* _What the exercise asks_
From the entries that follow, gather each line holding the word "Alexia".

* _Input data_
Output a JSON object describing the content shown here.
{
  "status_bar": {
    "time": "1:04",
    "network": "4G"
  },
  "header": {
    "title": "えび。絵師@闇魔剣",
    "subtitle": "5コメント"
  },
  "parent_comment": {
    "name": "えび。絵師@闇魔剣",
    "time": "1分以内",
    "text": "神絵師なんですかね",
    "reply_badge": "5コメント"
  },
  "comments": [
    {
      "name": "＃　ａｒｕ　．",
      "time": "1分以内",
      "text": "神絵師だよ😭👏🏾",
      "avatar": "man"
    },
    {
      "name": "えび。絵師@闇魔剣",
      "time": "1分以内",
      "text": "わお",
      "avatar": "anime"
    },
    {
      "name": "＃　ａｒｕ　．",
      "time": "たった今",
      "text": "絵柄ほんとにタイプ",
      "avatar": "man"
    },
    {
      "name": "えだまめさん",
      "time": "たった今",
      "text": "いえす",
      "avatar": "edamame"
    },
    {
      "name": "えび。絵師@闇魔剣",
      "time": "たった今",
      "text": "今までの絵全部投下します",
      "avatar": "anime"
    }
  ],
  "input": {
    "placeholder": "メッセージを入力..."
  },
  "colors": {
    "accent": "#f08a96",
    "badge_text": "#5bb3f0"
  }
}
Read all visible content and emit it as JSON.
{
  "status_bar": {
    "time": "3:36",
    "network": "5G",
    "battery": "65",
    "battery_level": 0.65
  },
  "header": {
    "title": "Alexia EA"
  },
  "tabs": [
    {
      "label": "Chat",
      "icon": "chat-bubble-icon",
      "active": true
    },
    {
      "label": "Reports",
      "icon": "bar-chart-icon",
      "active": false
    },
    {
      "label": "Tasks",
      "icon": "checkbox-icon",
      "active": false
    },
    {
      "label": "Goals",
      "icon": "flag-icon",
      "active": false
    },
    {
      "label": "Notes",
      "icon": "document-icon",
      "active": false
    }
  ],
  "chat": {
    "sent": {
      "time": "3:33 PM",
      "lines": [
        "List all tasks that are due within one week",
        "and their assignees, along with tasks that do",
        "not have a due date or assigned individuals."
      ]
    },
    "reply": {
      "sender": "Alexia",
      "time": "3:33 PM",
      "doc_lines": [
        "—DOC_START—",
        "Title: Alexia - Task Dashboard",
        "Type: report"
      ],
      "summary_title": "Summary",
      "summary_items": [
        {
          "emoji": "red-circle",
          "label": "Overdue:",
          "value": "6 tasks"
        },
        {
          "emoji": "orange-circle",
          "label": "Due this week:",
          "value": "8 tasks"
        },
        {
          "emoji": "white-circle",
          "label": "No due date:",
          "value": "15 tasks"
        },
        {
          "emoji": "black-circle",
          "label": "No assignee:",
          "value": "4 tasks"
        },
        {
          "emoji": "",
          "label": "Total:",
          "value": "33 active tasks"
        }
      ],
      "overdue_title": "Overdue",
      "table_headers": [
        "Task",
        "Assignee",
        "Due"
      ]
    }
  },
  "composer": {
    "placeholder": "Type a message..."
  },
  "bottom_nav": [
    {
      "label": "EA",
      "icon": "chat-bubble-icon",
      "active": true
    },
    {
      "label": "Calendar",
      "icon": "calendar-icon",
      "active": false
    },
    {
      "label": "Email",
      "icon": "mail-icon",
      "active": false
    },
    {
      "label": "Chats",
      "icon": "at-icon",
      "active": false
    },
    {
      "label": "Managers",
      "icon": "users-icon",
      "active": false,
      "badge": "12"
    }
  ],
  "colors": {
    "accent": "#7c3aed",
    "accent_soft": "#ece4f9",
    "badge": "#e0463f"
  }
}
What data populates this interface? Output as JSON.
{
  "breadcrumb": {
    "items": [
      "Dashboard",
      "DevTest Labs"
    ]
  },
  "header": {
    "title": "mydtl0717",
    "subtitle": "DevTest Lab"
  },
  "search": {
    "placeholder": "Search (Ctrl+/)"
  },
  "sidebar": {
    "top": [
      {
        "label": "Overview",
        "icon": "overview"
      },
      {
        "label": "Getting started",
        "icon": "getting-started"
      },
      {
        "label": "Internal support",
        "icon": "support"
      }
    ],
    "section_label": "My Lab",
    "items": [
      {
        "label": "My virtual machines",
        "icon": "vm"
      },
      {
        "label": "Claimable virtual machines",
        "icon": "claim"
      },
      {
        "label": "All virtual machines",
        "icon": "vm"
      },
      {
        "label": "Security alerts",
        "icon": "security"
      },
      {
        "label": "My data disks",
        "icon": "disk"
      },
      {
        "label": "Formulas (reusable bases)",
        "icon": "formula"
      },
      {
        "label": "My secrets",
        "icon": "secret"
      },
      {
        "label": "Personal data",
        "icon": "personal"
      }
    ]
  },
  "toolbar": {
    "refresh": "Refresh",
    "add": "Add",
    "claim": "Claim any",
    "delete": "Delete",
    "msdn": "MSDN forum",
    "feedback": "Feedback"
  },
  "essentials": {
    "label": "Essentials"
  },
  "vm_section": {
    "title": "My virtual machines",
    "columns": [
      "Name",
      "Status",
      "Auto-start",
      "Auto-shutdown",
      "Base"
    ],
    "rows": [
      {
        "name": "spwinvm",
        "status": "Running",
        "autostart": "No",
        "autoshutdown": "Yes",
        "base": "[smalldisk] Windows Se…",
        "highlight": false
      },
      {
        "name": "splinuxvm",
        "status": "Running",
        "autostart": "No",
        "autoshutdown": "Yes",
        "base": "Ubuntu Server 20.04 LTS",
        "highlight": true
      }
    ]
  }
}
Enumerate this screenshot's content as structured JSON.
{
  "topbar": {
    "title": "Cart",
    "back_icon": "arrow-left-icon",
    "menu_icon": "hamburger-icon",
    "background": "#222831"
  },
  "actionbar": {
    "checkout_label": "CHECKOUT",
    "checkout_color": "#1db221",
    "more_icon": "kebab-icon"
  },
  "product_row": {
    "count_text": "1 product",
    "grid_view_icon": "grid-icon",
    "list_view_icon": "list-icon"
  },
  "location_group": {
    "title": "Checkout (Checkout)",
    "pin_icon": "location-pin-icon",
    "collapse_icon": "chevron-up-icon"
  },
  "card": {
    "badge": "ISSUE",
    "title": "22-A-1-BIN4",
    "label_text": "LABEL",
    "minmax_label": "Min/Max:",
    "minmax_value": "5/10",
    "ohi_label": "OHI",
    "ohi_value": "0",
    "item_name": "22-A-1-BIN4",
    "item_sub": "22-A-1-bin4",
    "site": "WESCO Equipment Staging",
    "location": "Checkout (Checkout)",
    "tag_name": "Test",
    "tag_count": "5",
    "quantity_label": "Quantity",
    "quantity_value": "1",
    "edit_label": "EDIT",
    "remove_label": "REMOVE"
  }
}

* _Answer to the task_
    "title": "Alexia EA"
      "sender": "Alexia",
        "Title: Alexia - Task Dashboard",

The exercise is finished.